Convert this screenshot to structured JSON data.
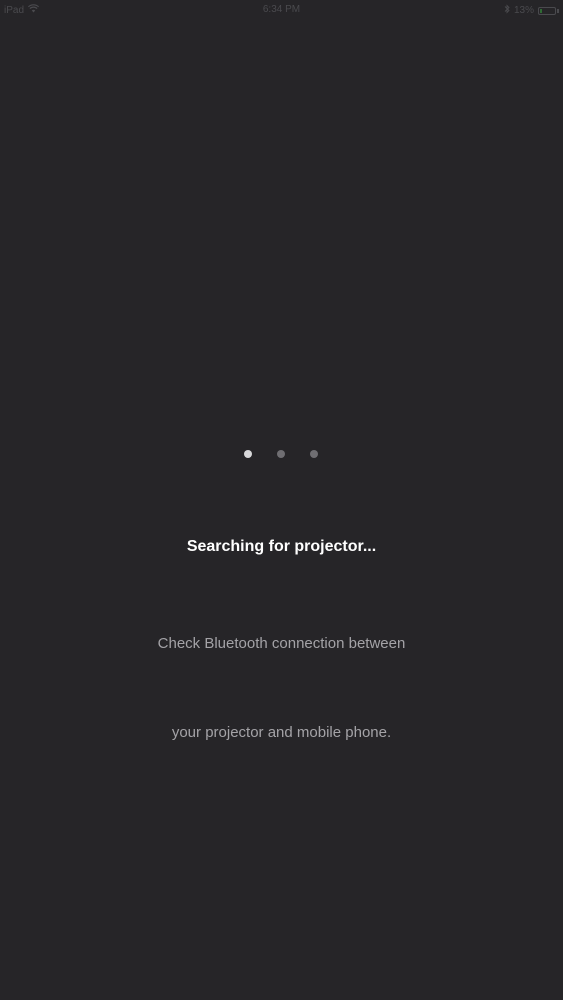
{
  "status_bar": {
    "device": "iPad",
    "time": "6:34 PM",
    "battery_percent": "13%",
    "battery_level": 0.13,
    "icons": [
      "wifi-icon",
      "bluetooth-icon",
      "battery-icon"
    ]
  },
  "pager": {
    "count": 3,
    "active_index": 0
  },
  "main": {
    "title": "Searching for projector...",
    "message_line1": "Check Bluetooth connection between",
    "message_line2": "your projector and mobile phone."
  },
  "colors": {
    "background": "#262528",
    "title": "#ffffff",
    "message": "#a4a3a7",
    "dot_active": "#d8d8da",
    "dot_inactive": "#6f6e72"
  }
}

• Aim
Collect the complete line wherever the string "title" appears in the records.

• Solution
    "title": "Searching for projector...",
    "title": "#ffffff",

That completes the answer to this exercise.